# PROVIDED RECORDS:
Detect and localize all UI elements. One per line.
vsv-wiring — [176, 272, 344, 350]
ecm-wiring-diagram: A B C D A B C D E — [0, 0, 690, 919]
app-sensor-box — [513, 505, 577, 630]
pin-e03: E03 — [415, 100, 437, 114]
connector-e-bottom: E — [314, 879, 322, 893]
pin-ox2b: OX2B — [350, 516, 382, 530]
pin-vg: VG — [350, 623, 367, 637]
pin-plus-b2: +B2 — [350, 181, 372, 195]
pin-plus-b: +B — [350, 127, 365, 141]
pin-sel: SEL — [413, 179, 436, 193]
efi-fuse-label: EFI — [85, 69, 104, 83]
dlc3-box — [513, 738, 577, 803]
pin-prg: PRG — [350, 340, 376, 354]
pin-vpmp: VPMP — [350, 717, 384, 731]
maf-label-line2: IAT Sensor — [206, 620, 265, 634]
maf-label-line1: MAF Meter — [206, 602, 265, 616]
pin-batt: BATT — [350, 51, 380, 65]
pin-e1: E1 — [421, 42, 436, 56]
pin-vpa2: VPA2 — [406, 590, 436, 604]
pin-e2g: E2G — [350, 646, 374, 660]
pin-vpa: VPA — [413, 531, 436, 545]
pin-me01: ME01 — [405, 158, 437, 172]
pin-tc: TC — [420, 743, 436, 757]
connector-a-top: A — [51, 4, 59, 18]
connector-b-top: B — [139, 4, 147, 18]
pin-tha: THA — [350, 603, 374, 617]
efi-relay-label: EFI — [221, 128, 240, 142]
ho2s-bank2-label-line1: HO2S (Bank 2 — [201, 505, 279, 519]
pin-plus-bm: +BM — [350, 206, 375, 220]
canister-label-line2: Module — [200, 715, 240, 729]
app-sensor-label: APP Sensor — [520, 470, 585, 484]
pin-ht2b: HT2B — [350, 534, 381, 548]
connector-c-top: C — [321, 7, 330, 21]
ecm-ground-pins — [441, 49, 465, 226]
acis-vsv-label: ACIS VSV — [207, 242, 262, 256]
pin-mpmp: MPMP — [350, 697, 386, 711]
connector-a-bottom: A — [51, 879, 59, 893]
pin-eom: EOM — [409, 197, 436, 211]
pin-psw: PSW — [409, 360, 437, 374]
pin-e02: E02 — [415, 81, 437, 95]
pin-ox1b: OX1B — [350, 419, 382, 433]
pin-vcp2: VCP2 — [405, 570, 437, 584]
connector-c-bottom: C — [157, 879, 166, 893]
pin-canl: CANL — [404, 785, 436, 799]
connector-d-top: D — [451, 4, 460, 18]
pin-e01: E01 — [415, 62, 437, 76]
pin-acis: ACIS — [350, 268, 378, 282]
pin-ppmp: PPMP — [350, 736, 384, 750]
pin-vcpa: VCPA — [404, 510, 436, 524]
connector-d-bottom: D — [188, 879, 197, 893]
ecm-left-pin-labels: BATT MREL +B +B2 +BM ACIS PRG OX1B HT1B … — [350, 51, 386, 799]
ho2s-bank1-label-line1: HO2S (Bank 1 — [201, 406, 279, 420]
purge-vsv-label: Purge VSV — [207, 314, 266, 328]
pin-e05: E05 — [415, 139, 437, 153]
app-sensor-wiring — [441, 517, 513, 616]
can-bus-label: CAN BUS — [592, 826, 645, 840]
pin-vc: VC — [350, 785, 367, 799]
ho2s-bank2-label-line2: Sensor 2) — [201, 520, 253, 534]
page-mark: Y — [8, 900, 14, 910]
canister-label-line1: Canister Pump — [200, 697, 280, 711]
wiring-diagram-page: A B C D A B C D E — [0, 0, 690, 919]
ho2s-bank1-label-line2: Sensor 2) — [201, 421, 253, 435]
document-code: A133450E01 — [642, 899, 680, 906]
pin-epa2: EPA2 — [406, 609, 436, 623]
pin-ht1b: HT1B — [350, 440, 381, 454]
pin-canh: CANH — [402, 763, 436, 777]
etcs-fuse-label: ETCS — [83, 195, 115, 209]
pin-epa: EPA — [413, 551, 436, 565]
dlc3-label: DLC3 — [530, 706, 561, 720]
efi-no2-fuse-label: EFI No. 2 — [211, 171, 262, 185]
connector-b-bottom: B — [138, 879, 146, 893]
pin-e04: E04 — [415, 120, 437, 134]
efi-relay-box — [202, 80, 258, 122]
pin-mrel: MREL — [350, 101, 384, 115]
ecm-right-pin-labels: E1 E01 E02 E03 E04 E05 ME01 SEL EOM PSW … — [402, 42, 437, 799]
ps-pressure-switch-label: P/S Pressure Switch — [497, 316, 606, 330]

==

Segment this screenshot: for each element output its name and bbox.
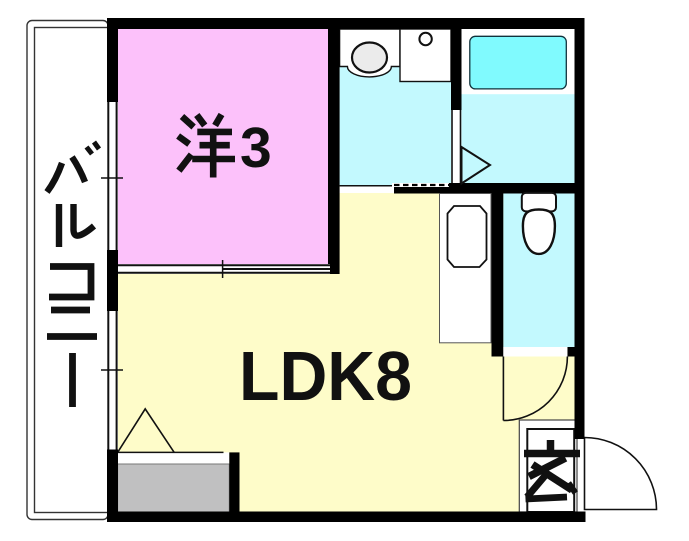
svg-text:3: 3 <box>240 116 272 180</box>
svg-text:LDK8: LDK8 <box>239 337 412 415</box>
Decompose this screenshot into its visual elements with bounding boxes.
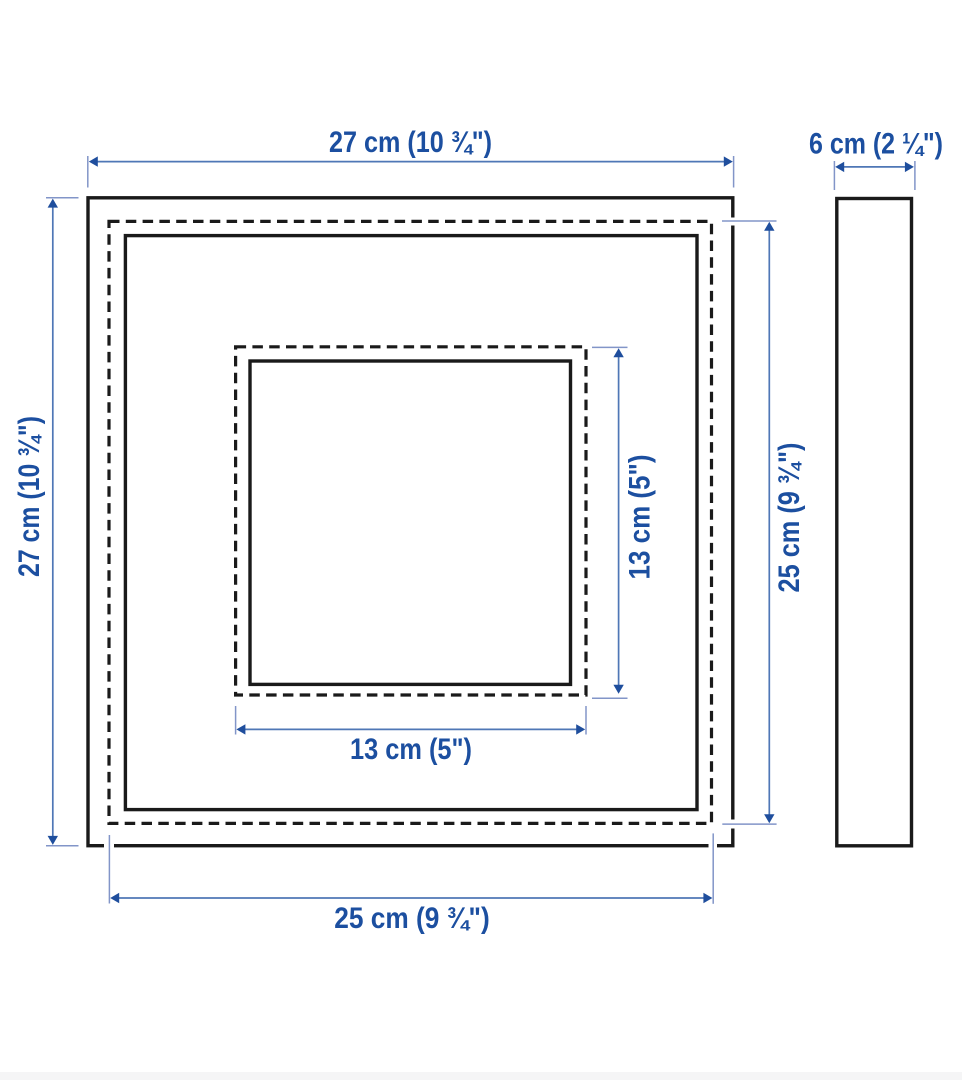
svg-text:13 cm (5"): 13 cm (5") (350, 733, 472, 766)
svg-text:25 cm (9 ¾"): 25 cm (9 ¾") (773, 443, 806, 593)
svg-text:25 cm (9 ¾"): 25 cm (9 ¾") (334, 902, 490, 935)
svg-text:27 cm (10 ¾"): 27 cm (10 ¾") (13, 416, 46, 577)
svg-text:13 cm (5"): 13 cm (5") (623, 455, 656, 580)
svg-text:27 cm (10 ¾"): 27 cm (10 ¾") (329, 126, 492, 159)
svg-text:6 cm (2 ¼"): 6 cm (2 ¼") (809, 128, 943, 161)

* * *

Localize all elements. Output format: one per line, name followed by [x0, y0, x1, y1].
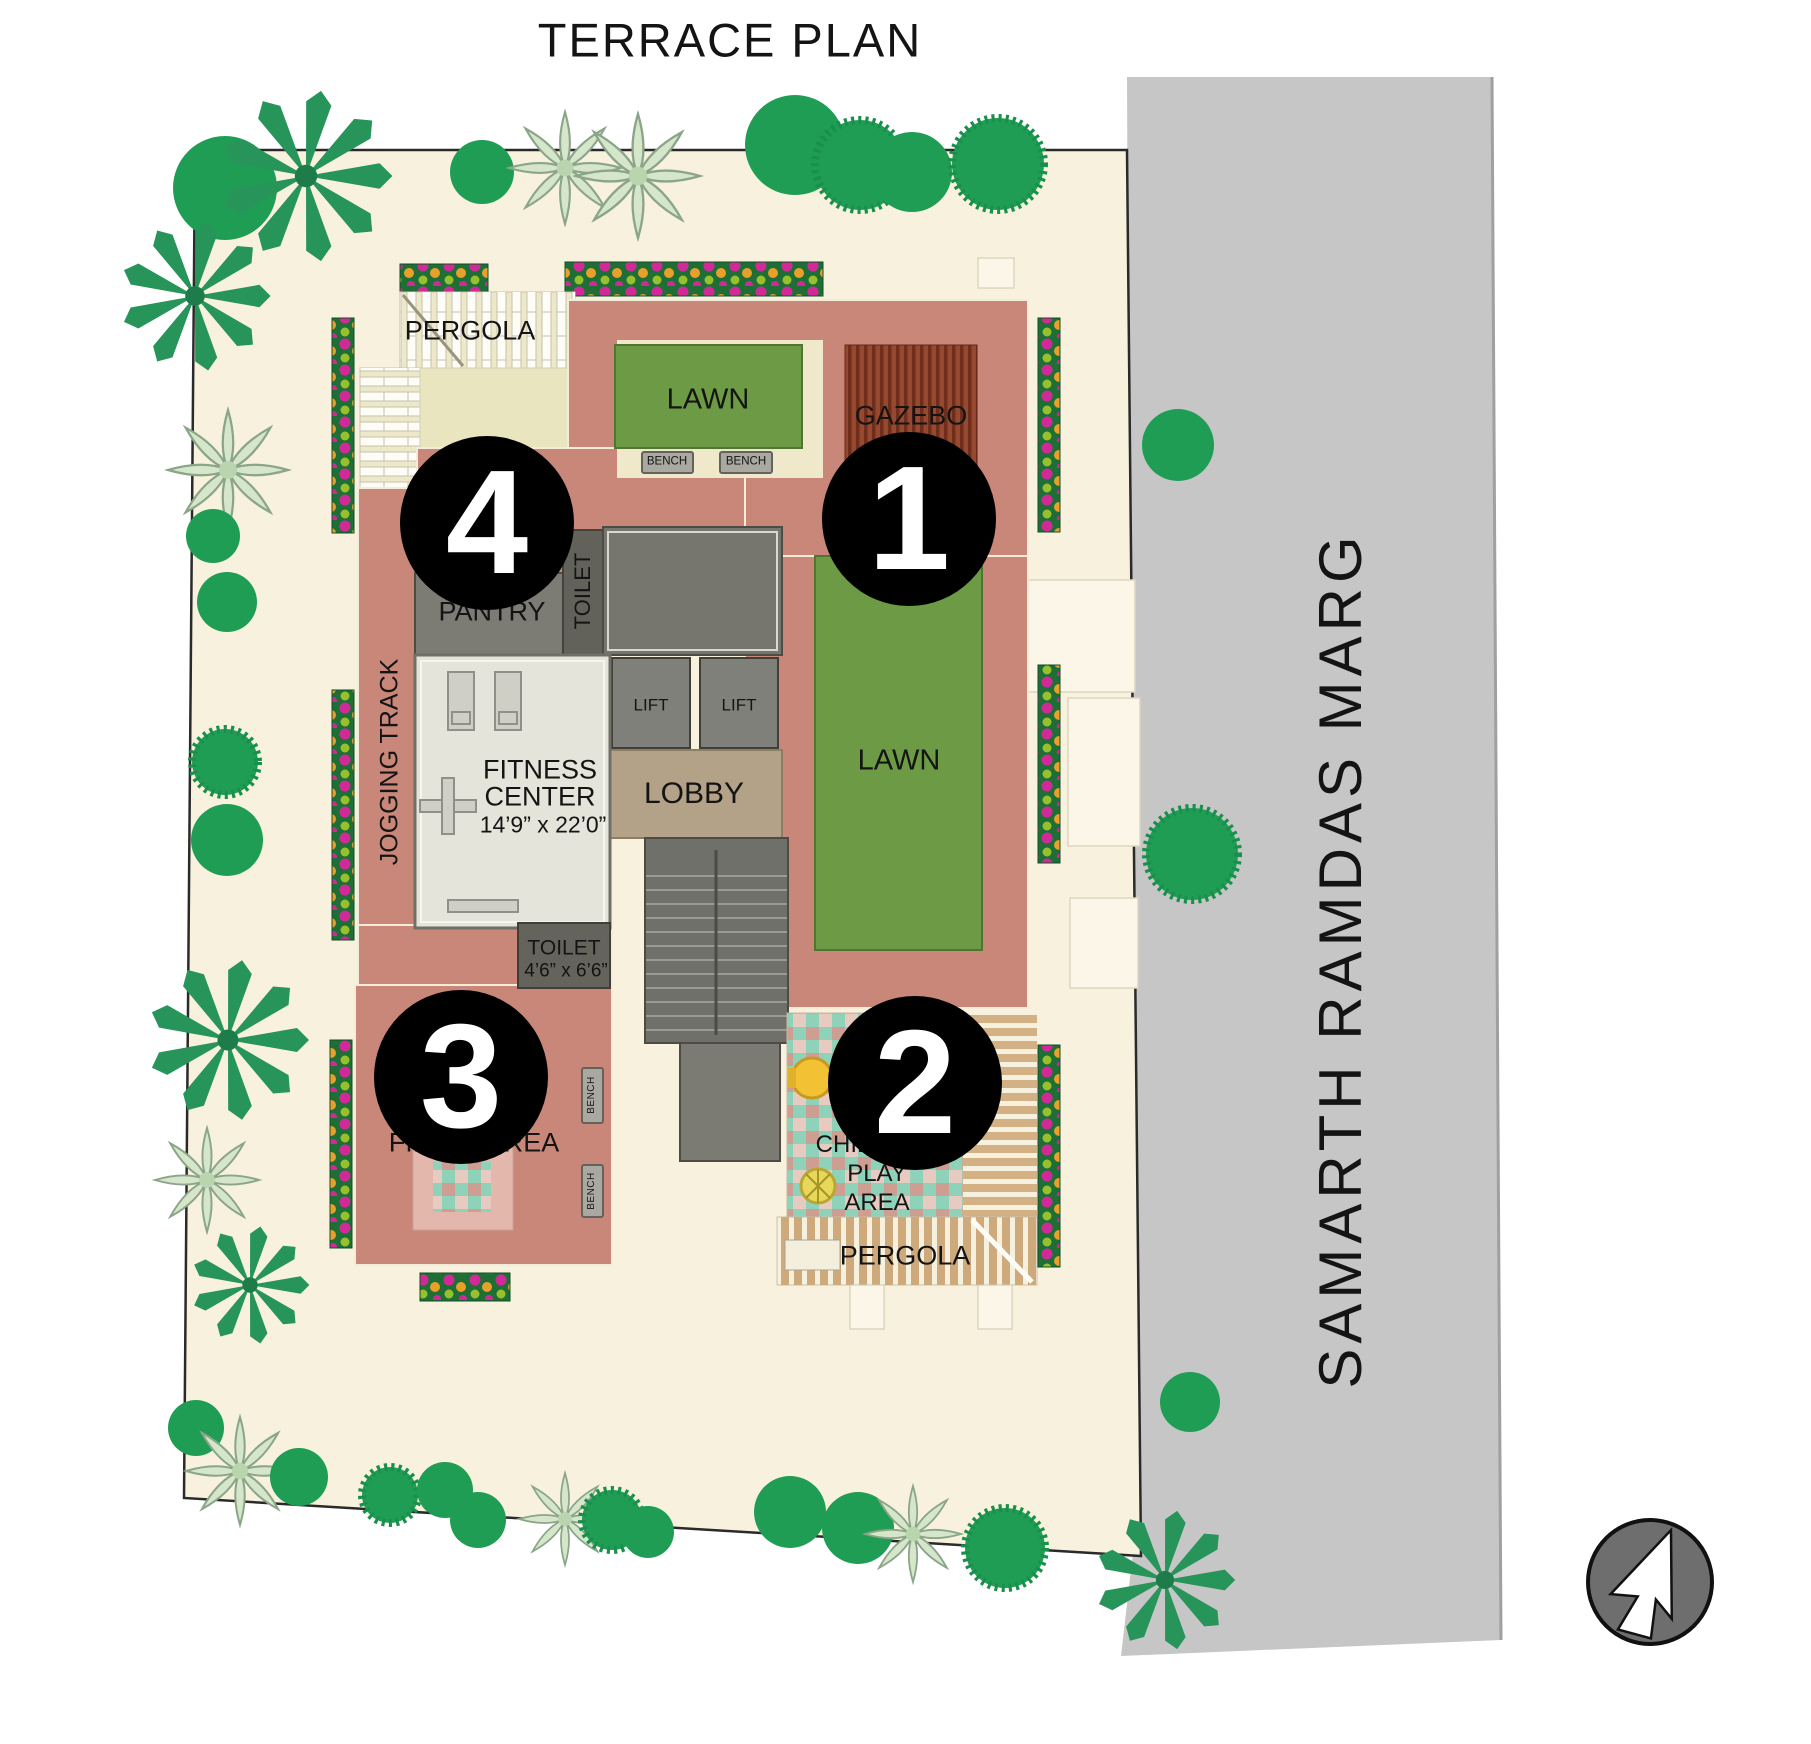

# TASK PROMPT:
Express the lines of the entries above, from the line with "Detect and localize" to the line with "ecm-left-pin-labels: BATT MREL", both included, as a JSON list of strings with one string per line. Leave out any blank lines.

# ANSWER IN FULL:
[
  "Detect and localize all UI elements. One per line.",
  "vsv-wiring — [176, 272, 344, 350]",
  "ecm-wiring-diagram: A B C D A B C D E — [0, 0, 690, 919]",
  "app-sensor-box — [513, 505, 577, 630]",
  "pin-e03: E03 — [415, 100, 437, 114]",
  "connector-e-bottom: E — [314, 879, 322, 893]",
  "pin-ox2b: OX2B — [350, 516, 382, 530]",
  "pin-vg: VG — [350, 623, 367, 637]",
  "pin-plus-b2: +B2 — [350, 181, 372, 195]",
  "pin-plus-b: +B — [350, 127, 365, 141]",
  "pin-sel: SEL — [413, 179, 436, 193]",
  "efi-fuse-label: EFI — [85, 69, 104, 83]",
  "dlc3-box — [513, 738, 577, 803]",
  "pin-prg: PRG — [350, 340, 376, 354]",
  "pin-vpmp: VPMP — [350, 717, 384, 731]",
  "maf-label-line2: IAT Sensor — [206, 620, 265, 634]",
  "maf-label-line1: MAF Meter — [206, 602, 265, 616]",
  "pin-batt: BATT — [350, 51, 380, 65]",
  "pin-e1: E1 — [421, 42, 436, 56]",
  "pin-vpa2: VPA2 — [406, 590, 436, 604]",
  "pin-e2g: E2G — [350, 646, 374, 660]",
  "pin-vpa: VPA — [413, 531, 436, 545]",
  "pin-me01: ME01 — [405, 158, 437, 172]",
  "pin-tc: TC — [420, 743, 436, 757]",
  "connector-a-top: A — [51, 4, 59, 18]",
  "connector-b-top: B — [139, 4, 147, 18]",
  "pin-tha: THA — [350, 603, 374, 617]",
  "efi-relay-label: EFI — [221, 128, 240, 142]",
  "ho2s-bank2-label-line1: HO2S (Bank 2 — [201, 505, 279, 519]",
  "pin-plus-bm: +BM — [350, 206, 375, 220]",
  "canister-label-line2: Module — [200, 715, 240, 729]",
  "app-sensor-label: APP Sensor — [520, 470, 585, 484]",
  "pin-ht2b: HT2B — [350, 534, 381, 548]",
  "connector-c-top: C — [321, 7, 330, 21]",
  "ecm-ground-pins — [441, 49, 465, 226]",
  "acis-vsv-label: ACIS VSV — [207, 242, 262, 256]",
  "pin-mpmp: MPMP — [350, 697, 386, 711]",
  "connector-a-bottom: A — [51, 879, 59, 893]",
  "pin-eom: EOM — [409, 197, 436, 211]",
  "pin-psw: PSW — [409, 360, 437, 374]",
  "pin-e02: E02 — [415, 81, 437, 95]",
  "pin-ox1b: OX1B — [350, 419, 382, 433]",
  "pin-vcp2: VCP2 — [405, 570, 437, 584]",
  "connector-c-bottom: C — [157, 879, 166, 893]",
  "pin-canl: CANL — [404, 785, 436, 799]",
  "connector-d-top: D — [451, 4, 460, 18]",
  "pin-e01: E01 — [415, 62, 437, 76]",
  "pin-acis: ACIS — [350, 268, 378, 282]",
  "pin-ppmp: PPMP — [350, 736, 384, 750]",
  "pin-vcpa: VCPA — [404, 510, 436, 524]",
  "connector-d-bottom: D — [188, 879, 197, 893]",
  "ecm-left-pin-labels: BATT MREL +B +B2 +BM ACIS PRG OX1B HT1B … — [350, 51, 386, 799]"
]